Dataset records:
──────────────────────────────
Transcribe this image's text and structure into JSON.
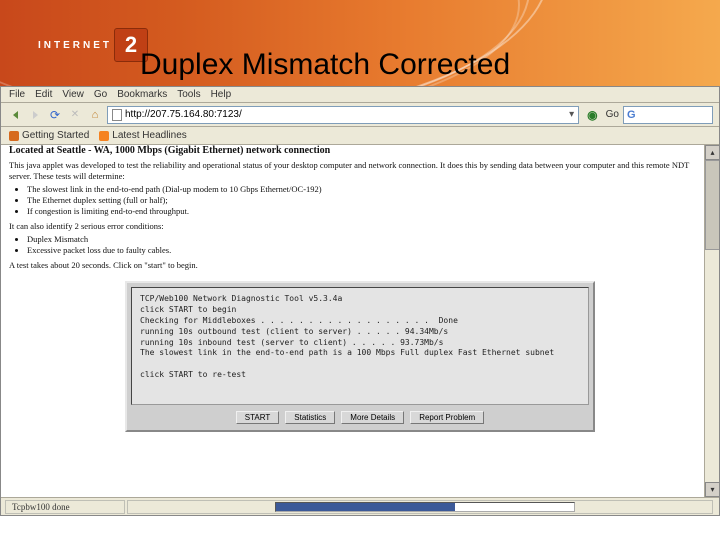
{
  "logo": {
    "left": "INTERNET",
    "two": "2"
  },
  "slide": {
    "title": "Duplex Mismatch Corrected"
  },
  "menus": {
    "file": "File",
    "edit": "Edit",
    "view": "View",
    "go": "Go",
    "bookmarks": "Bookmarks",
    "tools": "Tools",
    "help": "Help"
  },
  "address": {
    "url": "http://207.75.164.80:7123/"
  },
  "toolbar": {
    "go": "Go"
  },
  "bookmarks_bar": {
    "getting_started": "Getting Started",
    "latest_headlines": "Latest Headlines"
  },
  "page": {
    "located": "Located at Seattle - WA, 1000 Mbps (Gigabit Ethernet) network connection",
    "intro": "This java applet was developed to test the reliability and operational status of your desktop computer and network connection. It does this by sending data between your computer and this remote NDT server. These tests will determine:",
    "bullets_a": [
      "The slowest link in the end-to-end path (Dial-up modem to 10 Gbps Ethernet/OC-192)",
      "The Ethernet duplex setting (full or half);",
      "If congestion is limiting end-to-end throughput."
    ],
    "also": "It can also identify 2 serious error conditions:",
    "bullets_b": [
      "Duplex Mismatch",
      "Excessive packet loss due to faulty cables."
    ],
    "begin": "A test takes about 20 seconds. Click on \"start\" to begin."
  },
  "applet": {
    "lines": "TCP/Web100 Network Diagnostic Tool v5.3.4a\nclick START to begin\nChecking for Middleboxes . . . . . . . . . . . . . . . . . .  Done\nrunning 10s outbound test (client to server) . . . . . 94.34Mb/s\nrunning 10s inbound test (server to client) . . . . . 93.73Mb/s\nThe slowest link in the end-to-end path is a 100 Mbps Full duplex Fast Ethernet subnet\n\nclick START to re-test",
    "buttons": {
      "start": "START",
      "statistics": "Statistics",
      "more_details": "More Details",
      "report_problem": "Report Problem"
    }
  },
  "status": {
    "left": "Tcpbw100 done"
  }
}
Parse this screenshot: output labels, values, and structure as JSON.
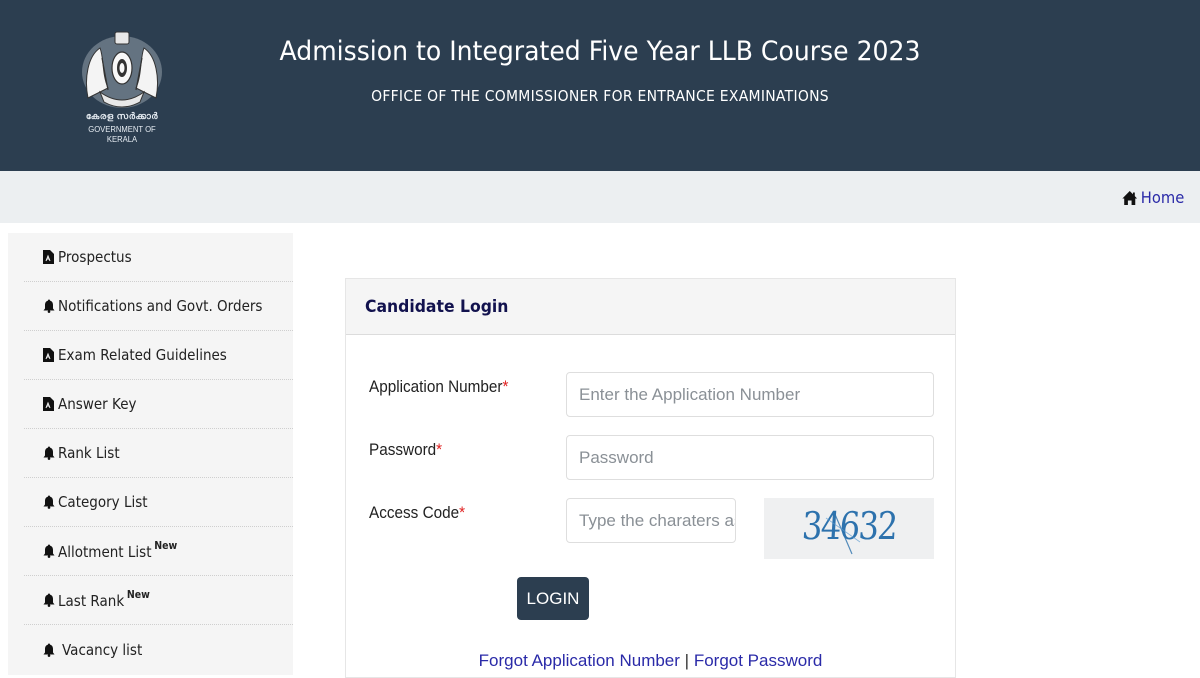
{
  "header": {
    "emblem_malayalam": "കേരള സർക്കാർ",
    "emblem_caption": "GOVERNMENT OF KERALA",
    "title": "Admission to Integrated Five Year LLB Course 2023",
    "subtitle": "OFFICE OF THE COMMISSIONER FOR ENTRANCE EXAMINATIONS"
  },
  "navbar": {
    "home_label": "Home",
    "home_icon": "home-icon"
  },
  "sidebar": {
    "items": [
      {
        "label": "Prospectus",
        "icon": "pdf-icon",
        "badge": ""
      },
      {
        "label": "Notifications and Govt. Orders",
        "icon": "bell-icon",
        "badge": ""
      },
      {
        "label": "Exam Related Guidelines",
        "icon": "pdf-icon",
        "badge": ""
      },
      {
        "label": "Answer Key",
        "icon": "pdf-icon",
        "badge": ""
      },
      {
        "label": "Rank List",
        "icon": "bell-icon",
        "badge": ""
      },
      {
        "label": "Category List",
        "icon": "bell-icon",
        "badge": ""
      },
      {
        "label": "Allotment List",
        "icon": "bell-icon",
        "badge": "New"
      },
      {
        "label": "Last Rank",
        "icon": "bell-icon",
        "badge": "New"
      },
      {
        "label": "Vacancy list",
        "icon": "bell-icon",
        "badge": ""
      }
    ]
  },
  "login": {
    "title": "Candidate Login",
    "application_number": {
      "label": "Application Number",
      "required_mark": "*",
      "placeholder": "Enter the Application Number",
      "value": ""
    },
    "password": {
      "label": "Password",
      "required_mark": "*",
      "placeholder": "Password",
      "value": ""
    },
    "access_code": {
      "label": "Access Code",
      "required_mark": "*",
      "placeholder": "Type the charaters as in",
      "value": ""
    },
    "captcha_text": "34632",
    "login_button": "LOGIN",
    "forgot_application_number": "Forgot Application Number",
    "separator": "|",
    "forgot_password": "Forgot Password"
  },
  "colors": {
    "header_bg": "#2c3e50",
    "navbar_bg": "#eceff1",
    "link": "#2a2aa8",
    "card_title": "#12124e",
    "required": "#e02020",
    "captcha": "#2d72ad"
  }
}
──────────────────────────────
EXERCISE:
Of the lines in this listing, how many contain "Ethernet"? Reply with the number and nothing more.

SOLUTION FOR THIS EXERCISE:
4